-- Task goal --
In the column on the Arkansas legislative session, what reason is given for pausing the session instead of ending it?

-- Given text --
......

Opinion

BRENDA BLAGG: A legislative pause

Lawmakers stretch session into fall for redistricting work

The Arkansas Legislature is nowhere near going home from its increasingly controversial session.

Its members have done plenty already to mark Arkansas as an overly conservative state, given the laws they've passed and sent to the governor this year.

Count among them the ban of nearly all abortions in the state and legislation to allow doctors, nurses and insurers to refuse certain medical procedures based on their own moral and religious beliefs.

Tack on that totally unnecessary stand-your-ground gun bill and the more recent effort to bar transgender athletes from participating in women's or girls' sports.

That last one just hit Gov. Asa Hutchinson's desk, but he's been willing to sign the others.

Unfortunately, there is more to come of the regular session as this Legislature decides for itself when and why it will recess and return later this year.

Legislative leaders took steps last week to keep the state's lawmakers in regular session until at least April 30.

Lawmakers have been in Little Rock since the session convened on Jan. 11. If the session lasts through April, it will be the longest in recent years at 110 days.

Even then, it won't be over, just paused.

For the record, lawmakers haven't been working all those days. They worked short weeks at the outset of the session and may again near the end.

Plus, they have already had one weeklong weather-related break during last month's snowstorm. And they'll take some days off this week to coincide with schools' spring break.

But they'll be back for what House Speaker Matthew Shepherd, R-El Dorado, described as "a matter of weeks" under an agreement struck by legislative leaders.

Presumably, the full House and Senate will concur with Shepherd's House Concurrent Resolution 1015, which sets up the extension of the session and its lengthy recess. Senate President Pro Tempore Jimmy Hickey, R-Texarkana, is the co-sponsor.

The pause is actually necessitated primarily by funding related to the ongoing pandemic and by the Legislature's decennial duty to redraw the state's congressional districts. But the resolution would give lawmakers considerably more flexibility going forward.

......

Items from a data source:

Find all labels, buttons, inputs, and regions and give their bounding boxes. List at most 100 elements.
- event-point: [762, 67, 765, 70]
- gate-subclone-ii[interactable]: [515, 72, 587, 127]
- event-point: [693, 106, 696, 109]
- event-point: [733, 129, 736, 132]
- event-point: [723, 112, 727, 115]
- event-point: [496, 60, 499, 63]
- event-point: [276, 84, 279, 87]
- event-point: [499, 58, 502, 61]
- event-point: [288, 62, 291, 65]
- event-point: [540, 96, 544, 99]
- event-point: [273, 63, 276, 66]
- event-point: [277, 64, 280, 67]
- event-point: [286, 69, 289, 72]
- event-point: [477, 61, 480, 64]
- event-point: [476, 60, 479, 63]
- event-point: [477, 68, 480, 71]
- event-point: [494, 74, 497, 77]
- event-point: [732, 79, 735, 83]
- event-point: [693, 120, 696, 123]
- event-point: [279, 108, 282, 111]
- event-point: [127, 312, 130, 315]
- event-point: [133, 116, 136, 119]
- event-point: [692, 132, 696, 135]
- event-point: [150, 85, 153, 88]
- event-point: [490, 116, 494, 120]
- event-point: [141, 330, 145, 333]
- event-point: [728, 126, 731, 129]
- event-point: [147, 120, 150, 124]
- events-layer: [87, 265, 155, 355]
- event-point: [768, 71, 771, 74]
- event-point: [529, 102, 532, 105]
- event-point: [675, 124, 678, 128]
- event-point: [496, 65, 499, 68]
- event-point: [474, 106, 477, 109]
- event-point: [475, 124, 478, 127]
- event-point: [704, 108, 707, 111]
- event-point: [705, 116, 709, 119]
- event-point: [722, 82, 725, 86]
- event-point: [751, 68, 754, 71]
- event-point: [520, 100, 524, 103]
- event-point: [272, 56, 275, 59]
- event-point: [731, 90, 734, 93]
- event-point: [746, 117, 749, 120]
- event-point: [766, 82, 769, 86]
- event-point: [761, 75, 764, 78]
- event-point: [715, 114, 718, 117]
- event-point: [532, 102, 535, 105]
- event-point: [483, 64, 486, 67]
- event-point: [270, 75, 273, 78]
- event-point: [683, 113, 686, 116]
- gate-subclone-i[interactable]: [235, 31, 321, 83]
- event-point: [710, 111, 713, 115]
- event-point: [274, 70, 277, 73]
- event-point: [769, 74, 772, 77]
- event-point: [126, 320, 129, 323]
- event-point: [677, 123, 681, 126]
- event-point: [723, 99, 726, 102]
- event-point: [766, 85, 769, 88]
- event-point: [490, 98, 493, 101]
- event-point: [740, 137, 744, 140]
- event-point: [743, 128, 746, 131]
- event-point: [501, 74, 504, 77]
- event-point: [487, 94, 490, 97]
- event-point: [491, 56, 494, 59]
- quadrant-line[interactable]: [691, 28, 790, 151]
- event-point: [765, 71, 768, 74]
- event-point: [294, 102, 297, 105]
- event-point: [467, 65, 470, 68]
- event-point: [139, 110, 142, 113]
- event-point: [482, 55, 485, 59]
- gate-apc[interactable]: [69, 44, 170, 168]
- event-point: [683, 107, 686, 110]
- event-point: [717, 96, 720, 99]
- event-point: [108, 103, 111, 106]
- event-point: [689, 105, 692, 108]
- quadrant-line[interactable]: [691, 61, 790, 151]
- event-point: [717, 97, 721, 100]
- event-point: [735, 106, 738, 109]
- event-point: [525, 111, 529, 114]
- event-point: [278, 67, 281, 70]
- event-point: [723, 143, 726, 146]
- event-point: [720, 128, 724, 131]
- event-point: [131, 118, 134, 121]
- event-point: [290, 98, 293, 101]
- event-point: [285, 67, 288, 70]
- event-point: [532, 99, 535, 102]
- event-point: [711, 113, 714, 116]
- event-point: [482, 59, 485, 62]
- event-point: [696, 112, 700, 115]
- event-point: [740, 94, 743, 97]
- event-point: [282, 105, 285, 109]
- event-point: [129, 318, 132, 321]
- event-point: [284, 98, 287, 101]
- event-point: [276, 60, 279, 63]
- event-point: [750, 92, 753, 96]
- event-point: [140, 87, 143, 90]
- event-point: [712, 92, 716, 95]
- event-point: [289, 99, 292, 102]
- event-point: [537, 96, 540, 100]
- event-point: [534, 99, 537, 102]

......

-- Solution to this problem --
The column says the pause is needed mainly because of funding related to the ongoing pandemic and because of the Legislature's decennial duty to redraw the state's congressional districts.